BRIEF:
Examine the entries and show every line in which the word "Berlusconi" is found.

--- Start ---

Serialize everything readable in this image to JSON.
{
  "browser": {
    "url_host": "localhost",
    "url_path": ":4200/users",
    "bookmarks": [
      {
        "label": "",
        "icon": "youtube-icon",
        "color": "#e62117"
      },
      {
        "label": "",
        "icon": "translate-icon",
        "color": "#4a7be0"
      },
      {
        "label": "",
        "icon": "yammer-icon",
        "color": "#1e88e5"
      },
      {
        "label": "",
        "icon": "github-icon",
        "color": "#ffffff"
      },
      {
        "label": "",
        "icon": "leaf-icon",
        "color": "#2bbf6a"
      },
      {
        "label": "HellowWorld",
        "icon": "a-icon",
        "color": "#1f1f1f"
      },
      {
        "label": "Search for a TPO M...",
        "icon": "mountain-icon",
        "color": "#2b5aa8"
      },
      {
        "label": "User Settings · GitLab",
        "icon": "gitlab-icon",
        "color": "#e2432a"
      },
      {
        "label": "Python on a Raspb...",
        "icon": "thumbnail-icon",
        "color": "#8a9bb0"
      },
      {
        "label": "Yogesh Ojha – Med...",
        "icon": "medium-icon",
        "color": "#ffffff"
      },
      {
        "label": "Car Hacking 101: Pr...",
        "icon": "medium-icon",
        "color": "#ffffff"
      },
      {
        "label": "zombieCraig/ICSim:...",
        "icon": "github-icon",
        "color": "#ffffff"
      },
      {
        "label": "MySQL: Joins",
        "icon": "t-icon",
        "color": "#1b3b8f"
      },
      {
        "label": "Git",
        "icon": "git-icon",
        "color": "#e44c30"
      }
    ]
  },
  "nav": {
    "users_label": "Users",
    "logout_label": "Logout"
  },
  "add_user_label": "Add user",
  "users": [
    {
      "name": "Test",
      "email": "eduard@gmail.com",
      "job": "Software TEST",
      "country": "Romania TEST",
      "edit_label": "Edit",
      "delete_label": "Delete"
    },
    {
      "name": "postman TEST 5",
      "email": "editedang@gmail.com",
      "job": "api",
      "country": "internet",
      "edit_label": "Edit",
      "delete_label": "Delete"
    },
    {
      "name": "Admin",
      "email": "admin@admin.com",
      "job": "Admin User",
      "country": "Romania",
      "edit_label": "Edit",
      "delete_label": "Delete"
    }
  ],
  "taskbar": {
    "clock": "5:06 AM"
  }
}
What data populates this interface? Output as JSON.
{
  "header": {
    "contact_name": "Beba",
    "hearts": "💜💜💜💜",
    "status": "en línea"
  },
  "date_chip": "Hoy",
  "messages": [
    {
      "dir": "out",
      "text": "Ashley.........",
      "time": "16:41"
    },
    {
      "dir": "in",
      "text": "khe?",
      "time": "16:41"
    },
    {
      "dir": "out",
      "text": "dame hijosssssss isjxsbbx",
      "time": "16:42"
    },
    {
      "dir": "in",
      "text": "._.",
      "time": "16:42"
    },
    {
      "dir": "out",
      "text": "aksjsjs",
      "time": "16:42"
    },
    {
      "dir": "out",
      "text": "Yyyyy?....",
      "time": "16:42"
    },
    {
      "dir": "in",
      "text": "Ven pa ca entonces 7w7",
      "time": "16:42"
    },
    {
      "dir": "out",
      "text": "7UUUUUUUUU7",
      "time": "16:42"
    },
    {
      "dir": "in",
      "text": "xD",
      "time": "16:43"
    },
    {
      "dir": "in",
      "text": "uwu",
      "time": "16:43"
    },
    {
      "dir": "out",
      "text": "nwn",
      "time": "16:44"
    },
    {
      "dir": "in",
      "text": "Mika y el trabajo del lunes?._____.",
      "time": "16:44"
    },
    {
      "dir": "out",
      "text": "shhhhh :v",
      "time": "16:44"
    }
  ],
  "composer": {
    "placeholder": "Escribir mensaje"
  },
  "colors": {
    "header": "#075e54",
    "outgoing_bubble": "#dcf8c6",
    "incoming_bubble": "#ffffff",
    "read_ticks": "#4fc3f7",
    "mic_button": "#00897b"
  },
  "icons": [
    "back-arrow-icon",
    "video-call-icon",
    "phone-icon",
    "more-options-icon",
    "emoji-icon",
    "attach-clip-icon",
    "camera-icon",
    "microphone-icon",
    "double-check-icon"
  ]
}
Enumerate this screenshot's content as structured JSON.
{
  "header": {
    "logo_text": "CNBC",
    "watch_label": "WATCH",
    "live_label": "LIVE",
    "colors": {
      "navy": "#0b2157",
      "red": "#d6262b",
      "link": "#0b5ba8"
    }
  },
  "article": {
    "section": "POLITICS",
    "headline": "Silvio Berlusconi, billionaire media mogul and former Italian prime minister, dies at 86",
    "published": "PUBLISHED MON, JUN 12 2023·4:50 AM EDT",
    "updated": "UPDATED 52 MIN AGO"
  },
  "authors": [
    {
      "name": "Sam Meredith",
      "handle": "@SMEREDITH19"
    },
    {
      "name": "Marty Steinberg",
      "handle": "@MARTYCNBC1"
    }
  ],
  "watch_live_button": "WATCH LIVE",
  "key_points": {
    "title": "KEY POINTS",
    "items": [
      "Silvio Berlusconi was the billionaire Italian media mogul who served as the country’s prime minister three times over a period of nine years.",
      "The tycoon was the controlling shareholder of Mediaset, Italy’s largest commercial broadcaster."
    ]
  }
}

--- End ---

FINISHED TASK:
    "headline": "Silvio Berlusconi, billionaire media mogul and former Italian prime minister, dies at 86",
      "Silvio Berlusconi was the billionaire Italian media mogul who served as the country’s prime minister three times over a period of nine years.",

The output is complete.